From the listing below, select every line where the word "Natives" appears.

## Rows
[BEGIN]

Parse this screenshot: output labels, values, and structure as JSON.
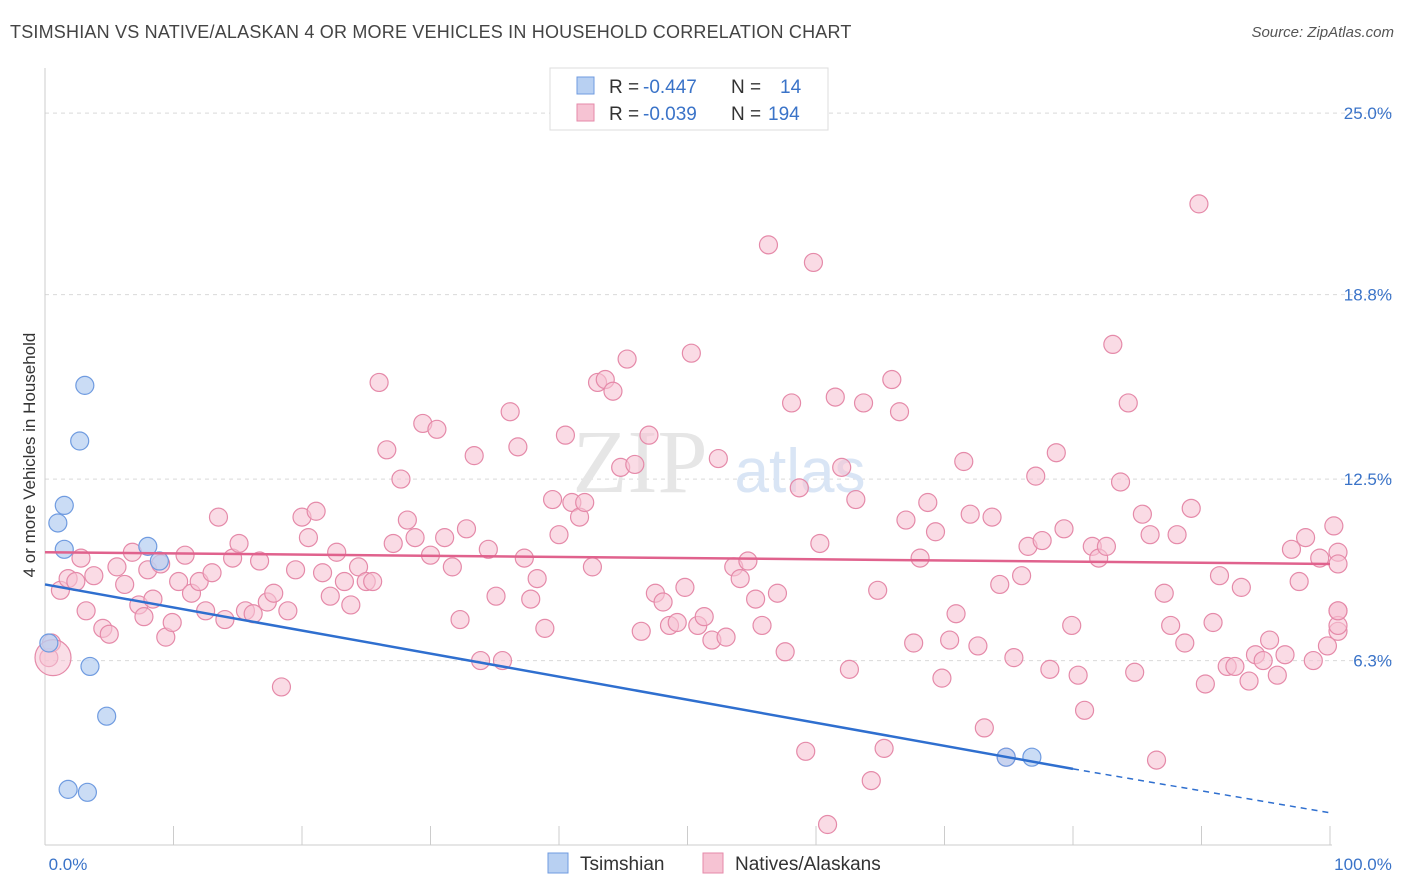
{
  "title": "TSIMSHIAN VS NATIVE/ALASKAN 4 OR MORE VEHICLES IN HOUSEHOLD CORRELATION CHART",
  "source": "Source: ZipAtlas.com",
  "watermark": {
    "zip": "ZIP",
    "atlas": "atlas"
  },
  "colors": {
    "blue_fill": "#b8d0f2",
    "blue_stroke": "#6f9be0",
    "blue_line": "#2f6fcf",
    "pink_fill": "#f6c3d3",
    "pink_stroke": "#e58aa9",
    "pink_line": "#e0628d",
    "grid": "#d9d9d9",
    "axis_text": "#3a73c8"
  },
  "legend": {
    "rows": [
      {
        "r_label": "R =",
        "r_value": "-0.447",
        "n_label": "N =",
        "n_value": "14"
      },
      {
        "r_label": "R =",
        "r_value": "-0.039",
        "n_label": "N =",
        "n_value": "194"
      }
    ],
    "bottom": [
      "Tsimshian",
      "Natives/Alaskans"
    ]
  },
  "chart_data": {
    "type": "scatter",
    "xlabel": "",
    "ylabel": "4 or more Vehicles in Household",
    "xlim": [
      0,
      100
    ],
    "ylim": [
      0,
      26.2
    ],
    "x_tick_labels": [
      {
        "v": 0,
        "label": "0.0%"
      },
      {
        "v": 100,
        "label": "100.0%"
      }
    ],
    "y_ticks": [
      {
        "v": 6.3,
        "label": "6.3%"
      },
      {
        "v": 12.5,
        "label": "12.5%"
      },
      {
        "v": 18.8,
        "label": "18.8%"
      },
      {
        "v": 25.0,
        "label": "25.0%"
      }
    ],
    "grid": true,
    "series": [
      {
        "name": "Tsimshian",
        "color": "#b8d0f2",
        "points": [
          [
            0.3,
            6.9
          ],
          [
            1.5,
            10.1
          ],
          [
            1.0,
            11.0
          ],
          [
            1.5,
            11.6
          ],
          [
            2.7,
            13.8
          ],
          [
            3.1,
            15.7
          ],
          [
            3.5,
            6.1
          ],
          [
            4.8,
            4.4
          ],
          [
            8.0,
            10.2
          ],
          [
            8.9,
            9.7
          ],
          [
            1.8,
            1.9
          ],
          [
            3.3,
            1.8
          ],
          [
            74.8,
            3.0
          ],
          [
            76.8,
            3.0
          ]
        ],
        "trend": {
          "x0": 0,
          "y0": 8.9,
          "x1": 80,
          "y1": 2.6,
          "dash_to": 100,
          "dash_y": 1.1
        }
      },
      {
        "name": "Natives/Alaskans",
        "color": "#f6c3d3",
        "points": [
          [
            0.3,
            6.4
          ],
          [
            0.5,
            6.9
          ],
          [
            1.2,
            8.7
          ],
          [
            1.8,
            9.1
          ],
          [
            2.4,
            9.0
          ],
          [
            2.8,
            9.8
          ],
          [
            3.2,
            8.0
          ],
          [
            3.8,
            9.2
          ],
          [
            4.5,
            7.4
          ],
          [
            5.0,
            7.2
          ],
          [
            5.6,
            9.5
          ],
          [
            6.2,
            8.9
          ],
          [
            6.8,
            10.0
          ],
          [
            7.3,
            8.2
          ],
          [
            7.7,
            7.8
          ],
          [
            8.0,
            9.4
          ],
          [
            8.4,
            8.4
          ],
          [
            9.0,
            9.6
          ],
          [
            9.4,
            7.1
          ],
          [
            9.9,
            7.6
          ],
          [
            10.4,
            9.0
          ],
          [
            10.9,
            9.9
          ],
          [
            11.4,
            8.6
          ],
          [
            12.0,
            9.0
          ],
          [
            12.5,
            8.0
          ],
          [
            13.0,
            9.3
          ],
          [
            13.5,
            11.2
          ],
          [
            14.0,
            7.7
          ],
          [
            14.6,
            9.8
          ],
          [
            15.1,
            10.3
          ],
          [
            15.6,
            8.0
          ],
          [
            16.2,
            7.9
          ],
          [
            16.7,
            9.7
          ],
          [
            17.3,
            8.3
          ],
          [
            17.8,
            8.6
          ],
          [
            18.4,
            5.4
          ],
          [
            18.9,
            8.0
          ],
          [
            19.5,
            9.4
          ],
          [
            20.0,
            11.2
          ],
          [
            20.5,
            10.5
          ],
          [
            21.1,
            11.4
          ],
          [
            21.6,
            9.3
          ],
          [
            22.2,
            8.5
          ],
          [
            22.7,
            10.0
          ],
          [
            23.3,
            9.0
          ],
          [
            23.8,
            8.2
          ],
          [
            24.4,
            9.5
          ],
          [
            25.0,
            9.0
          ],
          [
            25.5,
            9.0
          ],
          [
            26.0,
            15.8
          ],
          [
            26.6,
            13.5
          ],
          [
            27.1,
            10.3
          ],
          [
            27.7,
            12.5
          ],
          [
            28.2,
            11.1
          ],
          [
            28.8,
            10.5
          ],
          [
            29.4,
            14.4
          ],
          [
            30.0,
            9.9
          ],
          [
            30.5,
            14.2
          ],
          [
            31.1,
            10.5
          ],
          [
            31.7,
            9.5
          ],
          [
            32.3,
            7.7
          ],
          [
            32.8,
            10.8
          ],
          [
            33.4,
            13.3
          ],
          [
            33.9,
            6.3
          ],
          [
            34.5,
            10.1
          ],
          [
            35.1,
            8.5
          ],
          [
            35.6,
            6.3
          ],
          [
            36.2,
            14.8
          ],
          [
            36.8,
            13.6
          ],
          [
            37.3,
            9.8
          ],
          [
            37.8,
            8.4
          ],
          [
            38.3,
            9.1
          ],
          [
            38.9,
            7.4
          ],
          [
            39.5,
            11.8
          ],
          [
            40.0,
            10.6
          ],
          [
            40.5,
            14.0
          ],
          [
            41.0,
            11.7
          ],
          [
            41.6,
            11.2
          ],
          [
            42.0,
            11.7
          ],
          [
            42.6,
            9.5
          ],
          [
            43.0,
            15.8
          ],
          [
            43.6,
            15.9
          ],
          [
            44.2,
            15.5
          ],
          [
            44.8,
            12.9
          ],
          [
            45.3,
            16.6
          ],
          [
            45.9,
            13.0
          ],
          [
            46.4,
            7.3
          ],
          [
            47.0,
            14.0
          ],
          [
            47.5,
            8.6
          ],
          [
            48.1,
            8.3
          ],
          [
            48.6,
            7.5
          ],
          [
            49.2,
            7.6
          ],
          [
            49.8,
            8.8
          ],
          [
            50.3,
            16.8
          ],
          [
            50.8,
            7.5
          ],
          [
            51.3,
            7.8
          ],
          [
            51.9,
            7.0
          ],
          [
            52.4,
            13.2
          ],
          [
            53.0,
            7.1
          ],
          [
            53.6,
            9.5
          ],
          [
            54.1,
            9.1
          ],
          [
            54.7,
            9.7
          ],
          [
            55.3,
            8.4
          ],
          [
            55.8,
            7.5
          ],
          [
            56.3,
            20.5
          ],
          [
            57.0,
            8.6
          ],
          [
            57.6,
            6.6
          ],
          [
            58.1,
            15.1
          ],
          [
            58.7,
            12.2
          ],
          [
            59.2,
            3.2
          ],
          [
            59.8,
            19.9
          ],
          [
            60.3,
            10.3
          ],
          [
            60.9,
            0.7
          ],
          [
            61.5,
            15.3
          ],
          [
            62.0,
            12.9
          ],
          [
            62.6,
            6.0
          ],
          [
            63.1,
            11.8
          ],
          [
            63.7,
            15.1
          ],
          [
            64.3,
            2.2
          ],
          [
            64.8,
            8.7
          ],
          [
            65.3,
            3.3
          ],
          [
            65.9,
            15.9
          ],
          [
            66.5,
            14.8
          ],
          [
            67.0,
            11.1
          ],
          [
            67.6,
            6.9
          ],
          [
            68.1,
            9.8
          ],
          [
            68.7,
            11.7
          ],
          [
            69.3,
            10.7
          ],
          [
            69.8,
            5.7
          ],
          [
            70.4,
            7.0
          ],
          [
            70.9,
            7.9
          ],
          [
            71.5,
            13.1
          ],
          [
            72.0,
            11.3
          ],
          [
            72.6,
            6.8
          ],
          [
            73.1,
            4.0
          ],
          [
            73.7,
            11.2
          ],
          [
            74.3,
            8.9
          ],
          [
            74.8,
            3.0
          ],
          [
            75.4,
            6.4
          ],
          [
            76.0,
            9.2
          ],
          [
            76.5,
            10.2
          ],
          [
            77.1,
            12.6
          ],
          [
            77.6,
            10.4
          ],
          [
            78.2,
            6.0
          ],
          [
            78.7,
            13.4
          ],
          [
            79.3,
            10.8
          ],
          [
            79.9,
            7.5
          ],
          [
            80.4,
            5.8
          ],
          [
            80.9,
            4.6
          ],
          [
            81.5,
            10.2
          ],
          [
            82.0,
            9.8
          ],
          [
            82.6,
            10.2
          ],
          [
            83.1,
            17.1
          ],
          [
            83.7,
            12.4
          ],
          [
            84.3,
            15.1
          ],
          [
            84.8,
            5.9
          ],
          [
            85.4,
            11.3
          ],
          [
            86.0,
            10.6
          ],
          [
            86.5,
            2.9
          ],
          [
            87.1,
            8.6
          ],
          [
            87.6,
            7.5
          ],
          [
            88.1,
            10.6
          ],
          [
            88.7,
            6.9
          ],
          [
            89.2,
            11.5
          ],
          [
            89.8,
            21.9
          ],
          [
            90.3,
            5.5
          ],
          [
            90.9,
            7.6
          ],
          [
            91.4,
            9.2
          ],
          [
            92.0,
            6.1
          ],
          [
            92.6,
            6.1
          ],
          [
            93.1,
            8.8
          ],
          [
            93.7,
            5.6
          ],
          [
            94.2,
            6.5
          ],
          [
            94.8,
            6.3
          ],
          [
            95.3,
            7.0
          ],
          [
            95.9,
            5.8
          ],
          [
            96.5,
            6.5
          ],
          [
            97.0,
            10.1
          ],
          [
            97.6,
            9.0
          ],
          [
            98.1,
            10.5
          ],
          [
            98.7,
            6.3
          ],
          [
            99.2,
            9.8
          ],
          [
            99.8,
            6.8
          ],
          [
            100.3,
            10.9
          ],
          [
            100.9,
            7.3
          ],
          [
            101.4,
            8.0
          ],
          [
            102.0,
            7.5
          ],
          [
            102.5,
            8.0
          ],
          [
            103.1,
            10.0
          ],
          [
            103.6,
            9.6
          ]
        ],
        "trend": {
          "x0": 0,
          "y0": 10.0,
          "x1": 100,
          "y1": 9.6
        }
      }
    ]
  }
}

[END]

## Solution below
      "Natives/Alaskans"
        "name": "Natives/Alaskans",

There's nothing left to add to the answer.